> Your goal
In the material below, list every line carrying the string "Output".

> Provided entries
━━━━━━━━

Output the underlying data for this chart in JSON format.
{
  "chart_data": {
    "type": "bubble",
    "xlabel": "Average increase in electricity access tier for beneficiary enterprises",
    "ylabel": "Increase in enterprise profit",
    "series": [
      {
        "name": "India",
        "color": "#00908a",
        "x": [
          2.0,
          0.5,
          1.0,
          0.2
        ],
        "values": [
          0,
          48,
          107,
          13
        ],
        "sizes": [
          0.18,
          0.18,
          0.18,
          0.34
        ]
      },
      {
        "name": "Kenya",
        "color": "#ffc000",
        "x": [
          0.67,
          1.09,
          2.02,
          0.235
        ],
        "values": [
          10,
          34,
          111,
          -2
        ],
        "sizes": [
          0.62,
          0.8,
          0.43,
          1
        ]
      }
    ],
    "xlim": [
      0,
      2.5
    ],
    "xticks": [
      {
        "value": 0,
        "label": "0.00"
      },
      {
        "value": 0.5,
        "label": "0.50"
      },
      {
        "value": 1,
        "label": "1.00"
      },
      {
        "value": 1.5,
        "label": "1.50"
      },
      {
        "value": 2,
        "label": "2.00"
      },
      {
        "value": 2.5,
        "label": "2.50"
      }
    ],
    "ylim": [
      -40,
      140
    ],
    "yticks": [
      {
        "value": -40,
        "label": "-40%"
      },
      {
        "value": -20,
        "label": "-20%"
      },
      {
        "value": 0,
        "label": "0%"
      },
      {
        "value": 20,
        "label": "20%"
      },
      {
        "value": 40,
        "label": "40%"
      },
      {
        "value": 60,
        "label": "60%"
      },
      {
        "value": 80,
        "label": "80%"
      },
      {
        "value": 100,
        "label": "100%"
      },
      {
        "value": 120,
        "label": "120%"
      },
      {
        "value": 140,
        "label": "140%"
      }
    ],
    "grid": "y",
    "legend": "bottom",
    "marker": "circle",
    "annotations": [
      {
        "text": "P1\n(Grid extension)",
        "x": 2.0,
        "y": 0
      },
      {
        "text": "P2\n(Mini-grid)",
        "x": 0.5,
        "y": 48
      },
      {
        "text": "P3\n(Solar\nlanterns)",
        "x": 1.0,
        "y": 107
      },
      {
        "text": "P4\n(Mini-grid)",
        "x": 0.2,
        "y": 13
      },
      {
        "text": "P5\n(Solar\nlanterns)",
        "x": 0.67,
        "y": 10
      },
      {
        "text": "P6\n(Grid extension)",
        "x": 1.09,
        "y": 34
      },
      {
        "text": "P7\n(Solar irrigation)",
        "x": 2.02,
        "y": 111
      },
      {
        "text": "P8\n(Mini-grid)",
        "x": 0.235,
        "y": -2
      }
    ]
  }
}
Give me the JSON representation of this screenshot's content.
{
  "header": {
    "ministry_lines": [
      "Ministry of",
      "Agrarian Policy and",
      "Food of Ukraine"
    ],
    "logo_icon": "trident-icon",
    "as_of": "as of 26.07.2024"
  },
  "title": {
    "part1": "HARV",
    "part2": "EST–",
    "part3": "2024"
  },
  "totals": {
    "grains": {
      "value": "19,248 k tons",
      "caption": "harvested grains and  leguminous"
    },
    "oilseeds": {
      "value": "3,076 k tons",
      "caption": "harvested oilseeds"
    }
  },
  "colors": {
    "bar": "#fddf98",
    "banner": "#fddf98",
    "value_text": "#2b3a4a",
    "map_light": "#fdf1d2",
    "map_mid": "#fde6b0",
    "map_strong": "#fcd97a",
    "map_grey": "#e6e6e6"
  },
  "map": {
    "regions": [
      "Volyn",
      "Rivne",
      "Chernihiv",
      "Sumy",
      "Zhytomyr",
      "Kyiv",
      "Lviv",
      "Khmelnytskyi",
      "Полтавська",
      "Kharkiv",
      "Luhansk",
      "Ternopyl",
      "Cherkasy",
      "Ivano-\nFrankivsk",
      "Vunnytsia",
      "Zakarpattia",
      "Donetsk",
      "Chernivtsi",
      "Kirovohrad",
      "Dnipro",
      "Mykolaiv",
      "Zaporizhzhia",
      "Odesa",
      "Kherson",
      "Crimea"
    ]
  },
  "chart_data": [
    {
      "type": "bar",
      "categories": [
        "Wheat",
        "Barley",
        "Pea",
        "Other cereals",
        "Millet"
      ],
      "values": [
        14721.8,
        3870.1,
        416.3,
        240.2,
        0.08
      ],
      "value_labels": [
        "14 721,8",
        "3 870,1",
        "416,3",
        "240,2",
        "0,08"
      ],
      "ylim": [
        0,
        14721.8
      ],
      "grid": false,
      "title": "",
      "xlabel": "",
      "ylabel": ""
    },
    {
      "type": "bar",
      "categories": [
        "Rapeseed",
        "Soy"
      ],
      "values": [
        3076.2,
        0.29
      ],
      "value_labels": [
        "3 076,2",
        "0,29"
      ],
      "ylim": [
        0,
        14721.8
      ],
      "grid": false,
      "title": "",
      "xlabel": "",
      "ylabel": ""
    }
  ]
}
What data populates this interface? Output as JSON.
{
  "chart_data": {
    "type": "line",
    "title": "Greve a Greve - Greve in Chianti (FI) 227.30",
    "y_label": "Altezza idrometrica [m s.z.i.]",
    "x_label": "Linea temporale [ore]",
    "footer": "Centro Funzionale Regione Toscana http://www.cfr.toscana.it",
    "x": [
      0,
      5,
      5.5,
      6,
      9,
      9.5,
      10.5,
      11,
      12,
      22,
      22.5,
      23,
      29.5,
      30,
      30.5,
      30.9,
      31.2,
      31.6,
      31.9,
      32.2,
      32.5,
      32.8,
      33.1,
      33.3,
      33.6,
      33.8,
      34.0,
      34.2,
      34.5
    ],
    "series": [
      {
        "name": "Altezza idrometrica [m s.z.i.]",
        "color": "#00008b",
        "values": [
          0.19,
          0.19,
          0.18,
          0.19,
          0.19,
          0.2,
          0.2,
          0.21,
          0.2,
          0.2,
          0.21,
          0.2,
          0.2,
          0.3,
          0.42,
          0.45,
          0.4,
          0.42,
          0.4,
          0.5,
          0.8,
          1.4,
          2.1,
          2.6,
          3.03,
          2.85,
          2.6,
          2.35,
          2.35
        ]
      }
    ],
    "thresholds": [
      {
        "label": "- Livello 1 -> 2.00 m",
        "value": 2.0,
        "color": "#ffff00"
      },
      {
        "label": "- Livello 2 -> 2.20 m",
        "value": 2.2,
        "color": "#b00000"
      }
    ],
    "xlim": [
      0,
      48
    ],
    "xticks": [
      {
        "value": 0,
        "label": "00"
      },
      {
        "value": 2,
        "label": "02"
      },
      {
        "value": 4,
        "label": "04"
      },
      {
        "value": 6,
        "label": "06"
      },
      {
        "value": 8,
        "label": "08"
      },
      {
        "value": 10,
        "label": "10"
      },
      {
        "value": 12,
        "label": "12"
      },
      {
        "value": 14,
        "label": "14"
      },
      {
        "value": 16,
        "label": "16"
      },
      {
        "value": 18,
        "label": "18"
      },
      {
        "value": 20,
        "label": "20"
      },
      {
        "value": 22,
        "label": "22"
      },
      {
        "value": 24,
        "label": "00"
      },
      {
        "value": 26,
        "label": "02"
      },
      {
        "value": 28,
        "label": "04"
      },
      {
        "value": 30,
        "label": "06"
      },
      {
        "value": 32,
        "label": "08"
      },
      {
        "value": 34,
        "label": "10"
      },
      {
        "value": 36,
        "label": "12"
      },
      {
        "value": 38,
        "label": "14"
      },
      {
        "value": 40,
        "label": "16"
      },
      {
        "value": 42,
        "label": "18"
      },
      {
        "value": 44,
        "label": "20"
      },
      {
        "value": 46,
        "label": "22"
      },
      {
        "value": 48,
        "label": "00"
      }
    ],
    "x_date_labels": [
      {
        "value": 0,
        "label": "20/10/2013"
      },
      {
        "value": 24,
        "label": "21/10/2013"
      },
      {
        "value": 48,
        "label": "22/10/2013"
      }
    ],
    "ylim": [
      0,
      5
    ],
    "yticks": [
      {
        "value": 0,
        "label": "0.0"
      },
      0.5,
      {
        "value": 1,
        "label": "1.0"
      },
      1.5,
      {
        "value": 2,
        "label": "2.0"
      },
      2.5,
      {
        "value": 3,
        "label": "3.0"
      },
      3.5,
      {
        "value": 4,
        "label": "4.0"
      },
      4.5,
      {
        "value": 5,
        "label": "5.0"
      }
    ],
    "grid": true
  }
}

━━━━━━━━

> Response
Output the underlying data for this chart in JSON format.
What data populates this interface? Output as JSON.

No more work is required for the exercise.